## What to produce
Repeat every line of the listing below without any change, leaving out the picture.

───

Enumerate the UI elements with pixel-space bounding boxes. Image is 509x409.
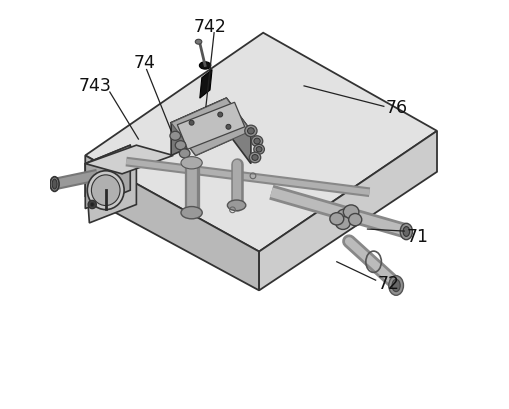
Ellipse shape xyxy=(391,279,400,292)
Ellipse shape xyxy=(227,200,245,211)
Polygon shape xyxy=(85,145,136,223)
Ellipse shape xyxy=(179,149,189,158)
Ellipse shape xyxy=(247,128,254,134)
Polygon shape xyxy=(177,102,244,149)
Circle shape xyxy=(225,124,231,129)
Ellipse shape xyxy=(52,179,57,189)
Circle shape xyxy=(217,112,222,117)
Ellipse shape xyxy=(402,227,409,236)
Ellipse shape xyxy=(388,276,403,295)
Ellipse shape xyxy=(329,213,343,225)
Polygon shape xyxy=(200,70,212,98)
Ellipse shape xyxy=(253,144,264,154)
Ellipse shape xyxy=(256,146,262,152)
Ellipse shape xyxy=(91,175,120,205)
Polygon shape xyxy=(171,98,226,155)
Ellipse shape xyxy=(335,216,350,229)
Text: 743: 743 xyxy=(79,77,111,95)
Text: 742: 742 xyxy=(193,18,226,36)
Text: 71: 71 xyxy=(406,228,428,246)
Ellipse shape xyxy=(253,138,260,144)
Polygon shape xyxy=(171,98,250,155)
Circle shape xyxy=(88,200,96,209)
Ellipse shape xyxy=(181,207,202,219)
Ellipse shape xyxy=(244,125,257,137)
Text: 76: 76 xyxy=(385,99,407,117)
Ellipse shape xyxy=(199,62,210,69)
Circle shape xyxy=(189,120,194,125)
Ellipse shape xyxy=(348,213,361,226)
Ellipse shape xyxy=(251,155,258,160)
Text: 74: 74 xyxy=(133,54,155,72)
Text: 72: 72 xyxy=(377,275,399,293)
Circle shape xyxy=(90,202,94,207)
Ellipse shape xyxy=(87,171,124,209)
Ellipse shape xyxy=(181,157,202,169)
Ellipse shape xyxy=(195,39,202,44)
Polygon shape xyxy=(171,98,250,155)
Polygon shape xyxy=(85,145,130,209)
Ellipse shape xyxy=(251,136,262,146)
Ellipse shape xyxy=(400,223,412,240)
Ellipse shape xyxy=(343,205,358,219)
Ellipse shape xyxy=(249,152,260,163)
Ellipse shape xyxy=(169,131,180,140)
Polygon shape xyxy=(85,155,259,290)
Polygon shape xyxy=(85,145,173,174)
Ellipse shape xyxy=(175,141,185,150)
Ellipse shape xyxy=(50,177,59,191)
Polygon shape xyxy=(85,33,436,252)
Polygon shape xyxy=(226,98,250,164)
Ellipse shape xyxy=(336,209,353,225)
Polygon shape xyxy=(259,131,436,290)
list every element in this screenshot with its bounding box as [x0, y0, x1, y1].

───

## Reply to the task
Enumerate the UI elements with pixel-space bounding boxes. Image is 509x409.
Ellipse shape xyxy=(391,279,400,292)
Ellipse shape xyxy=(227,200,245,211)
Polygon shape xyxy=(85,145,136,223)
Ellipse shape xyxy=(179,149,189,158)
Ellipse shape xyxy=(247,128,254,134)
Polygon shape xyxy=(177,102,244,149)
Circle shape xyxy=(225,124,231,129)
Ellipse shape xyxy=(52,179,57,189)
Circle shape xyxy=(217,112,222,117)
Ellipse shape xyxy=(402,227,409,236)
Ellipse shape xyxy=(388,276,403,295)
Ellipse shape xyxy=(329,213,343,225)
Polygon shape xyxy=(200,70,212,98)
Ellipse shape xyxy=(253,144,264,154)
Ellipse shape xyxy=(256,146,262,152)
Ellipse shape xyxy=(91,175,120,205)
Polygon shape xyxy=(171,98,226,155)
Ellipse shape xyxy=(335,216,350,229)
Text: 743: 743 xyxy=(79,77,111,95)
Text: 742: 742 xyxy=(193,18,226,36)
Text: 71: 71 xyxy=(406,228,428,246)
Ellipse shape xyxy=(253,138,260,144)
Polygon shape xyxy=(171,98,250,155)
Circle shape xyxy=(88,200,96,209)
Ellipse shape xyxy=(181,207,202,219)
Ellipse shape xyxy=(244,125,257,137)
Text: 76: 76 xyxy=(385,99,407,117)
Ellipse shape xyxy=(199,62,210,69)
Circle shape xyxy=(189,120,194,125)
Ellipse shape xyxy=(348,213,361,226)
Ellipse shape xyxy=(251,155,258,160)
Text: 74: 74 xyxy=(133,54,155,72)
Text: 72: 72 xyxy=(377,275,399,293)
Circle shape xyxy=(90,202,94,207)
Ellipse shape xyxy=(87,171,124,209)
Ellipse shape xyxy=(181,157,202,169)
Ellipse shape xyxy=(195,39,202,44)
Polygon shape xyxy=(171,98,250,155)
Polygon shape xyxy=(85,145,130,209)
Ellipse shape xyxy=(251,136,262,146)
Ellipse shape xyxy=(400,223,412,240)
Ellipse shape xyxy=(343,205,358,219)
Ellipse shape xyxy=(249,152,260,163)
Ellipse shape xyxy=(169,131,180,140)
Polygon shape xyxy=(85,155,259,290)
Polygon shape xyxy=(85,145,173,174)
Ellipse shape xyxy=(175,141,185,150)
Ellipse shape xyxy=(50,177,59,191)
Polygon shape xyxy=(85,33,436,252)
Polygon shape xyxy=(226,98,250,164)
Ellipse shape xyxy=(336,209,353,225)
Polygon shape xyxy=(259,131,436,290)
list every element in this screenshot with its bounding box as [x0, y0, x1, y1].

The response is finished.